▸ DATASET
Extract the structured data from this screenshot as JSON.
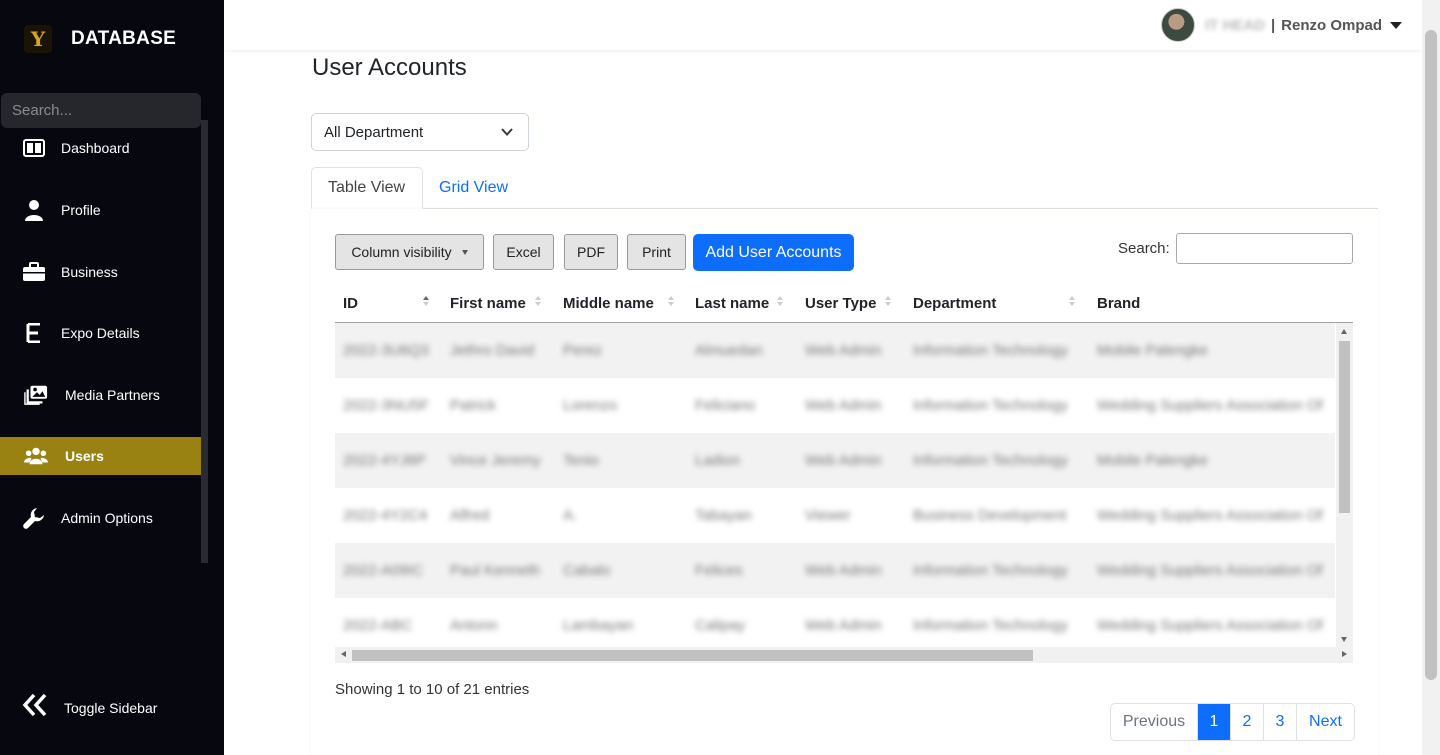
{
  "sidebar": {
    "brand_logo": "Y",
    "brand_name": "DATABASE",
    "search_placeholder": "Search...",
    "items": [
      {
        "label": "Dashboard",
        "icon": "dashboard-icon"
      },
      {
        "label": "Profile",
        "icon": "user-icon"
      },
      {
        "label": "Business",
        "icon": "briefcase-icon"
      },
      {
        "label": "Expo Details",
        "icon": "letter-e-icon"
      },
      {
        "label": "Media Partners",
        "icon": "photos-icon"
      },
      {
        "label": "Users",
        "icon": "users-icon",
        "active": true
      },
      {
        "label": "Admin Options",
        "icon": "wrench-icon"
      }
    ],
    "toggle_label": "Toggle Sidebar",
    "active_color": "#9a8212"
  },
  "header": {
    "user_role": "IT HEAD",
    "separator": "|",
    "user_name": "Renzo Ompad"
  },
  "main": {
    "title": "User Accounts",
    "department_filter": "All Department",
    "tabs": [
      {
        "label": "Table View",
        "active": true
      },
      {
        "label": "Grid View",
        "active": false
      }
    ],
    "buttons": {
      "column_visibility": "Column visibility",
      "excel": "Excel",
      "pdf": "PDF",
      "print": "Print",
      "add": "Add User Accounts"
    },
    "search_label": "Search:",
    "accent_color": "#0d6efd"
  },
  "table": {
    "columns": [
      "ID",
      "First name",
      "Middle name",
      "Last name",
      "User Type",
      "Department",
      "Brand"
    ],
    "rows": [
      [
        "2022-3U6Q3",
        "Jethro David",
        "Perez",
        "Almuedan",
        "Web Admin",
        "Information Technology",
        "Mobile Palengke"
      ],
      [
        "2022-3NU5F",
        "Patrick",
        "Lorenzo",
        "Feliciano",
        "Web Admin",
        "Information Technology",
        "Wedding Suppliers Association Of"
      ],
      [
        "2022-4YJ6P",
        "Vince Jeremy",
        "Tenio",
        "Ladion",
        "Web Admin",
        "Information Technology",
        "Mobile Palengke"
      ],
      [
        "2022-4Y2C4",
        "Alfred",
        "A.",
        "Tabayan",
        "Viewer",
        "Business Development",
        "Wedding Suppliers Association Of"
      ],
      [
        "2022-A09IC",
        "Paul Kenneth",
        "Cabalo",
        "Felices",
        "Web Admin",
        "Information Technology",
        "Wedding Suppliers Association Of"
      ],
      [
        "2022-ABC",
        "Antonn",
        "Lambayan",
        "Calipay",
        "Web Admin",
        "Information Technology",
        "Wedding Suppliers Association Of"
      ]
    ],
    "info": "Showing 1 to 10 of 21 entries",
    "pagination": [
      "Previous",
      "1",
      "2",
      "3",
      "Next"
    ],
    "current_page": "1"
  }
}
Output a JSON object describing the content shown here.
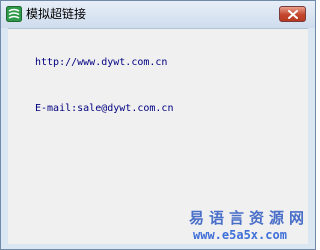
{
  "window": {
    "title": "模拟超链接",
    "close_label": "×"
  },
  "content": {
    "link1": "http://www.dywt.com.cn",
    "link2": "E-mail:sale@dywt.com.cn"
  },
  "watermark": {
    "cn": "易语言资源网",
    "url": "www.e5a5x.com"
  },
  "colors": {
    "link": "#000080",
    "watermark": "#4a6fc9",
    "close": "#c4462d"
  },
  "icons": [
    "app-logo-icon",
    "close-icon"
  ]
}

▸ WHAT THIS TASK INVOLVES
Write out each entry exactly as given, omitting any picture.

▸ FINAL RESULT
Extract the structured data from this screenshot as JSON.
{
  "sidebar": {
    "brand_logo": "Y",
    "brand_name": "DATABASE",
    "search_placeholder": "Search...",
    "items": [
      {
        "label": "Dashboard",
        "icon": "dashboard-icon"
      },
      {
        "label": "Profile",
        "icon": "user-icon"
      },
      {
        "label": "Business",
        "icon": "briefcase-icon"
      },
      {
        "label": "Expo Details",
        "icon": "letter-e-icon"
      },
      {
        "label": "Media Partners",
        "icon": "photos-icon"
      },
      {
        "label": "Users",
        "icon": "users-icon",
        "active": true
      },
      {
        "label": "Admin Options",
        "icon": "wrench-icon"
      }
    ],
    "toggle_label": "Toggle Sidebar",
    "active_color": "#9a8212"
  },
  "header": {
    "user_role": "IT HEAD",
    "separator": "|",
    "user_name": "Renzo Ompad"
  },
  "main": {
    "title": "User Accounts",
    "department_filter": "All Department",
    "tabs": [
      {
        "label": "Table View",
        "active": true
      },
      {
        "label": "Grid View",
        "active": false
      }
    ],
    "buttons": {
      "column_visibility": "Column visibility",
      "excel": "Excel",
      "pdf": "PDF",
      "print": "Print",
      "add": "Add User Accounts"
    },
    "search_label": "Search:",
    "accent_color": "#0d6efd"
  },
  "table": {
    "columns": [
      "ID",
      "First name",
      "Middle name",
      "Last name",
      "User Type",
      "Department",
      "Brand"
    ],
    "rows": [
      [
        "2022-3U6Q3",
        "Jethro David",
        "Perez",
        "Almuedan",
        "Web Admin",
        "Information Technology",
        "Mobile Palengke"
      ],
      [
        "2022-3NU5F",
        "Patrick",
        "Lorenzo",
        "Feliciano",
        "Web Admin",
        "Information Technology",
        "Wedding Suppliers Association Of"
      ],
      [
        "2022-4YJ6P",
        "Vince Jeremy",
        "Tenio",
        "Ladion",
        "Web Admin",
        "Information Technology",
        "Mobile Palengke"
      ],
      [
        "2022-4Y2C4",
        "Alfred",
        "A.",
        "Tabayan",
        "Viewer",
        "Business Development",
        "Wedding Suppliers Association Of"
      ],
      [
        "2022-A09IC",
        "Paul Kenneth",
        "Cabalo",
        "Felices",
        "Web Admin",
        "Information Technology",
        "Wedding Suppliers Association Of"
      ],
      [
        "2022-ABC",
        "Antonn",
        "Lambayan",
        "Calipay",
        "Web Admin",
        "Information Technology",
        "Wedding Suppliers Association Of"
      ]
    ],
    "info": "Showing 1 to 10 of 21 entries",
    "pagination": [
      "Previous",
      "1",
      "2",
      "3",
      "Next"
    ],
    "current_page": "1"
  }
}
Output a JSON object describing the content shown here.
{
  "window": {
    "title": "模拟超链接",
    "close_label": "×"
  },
  "content": {
    "link1": "http://www.dywt.com.cn",
    "link2": "E-mail:sale@dywt.com.cn"
  },
  "watermark": {
    "cn": "易语言资源网",
    "url": "www.e5a5x.com"
  },
  "colors": {
    "link": "#000080",
    "watermark": "#4a6fc9",
    "close": "#c4462d"
  },
  "icons": [
    "app-logo-icon",
    "close-icon"
  ]
}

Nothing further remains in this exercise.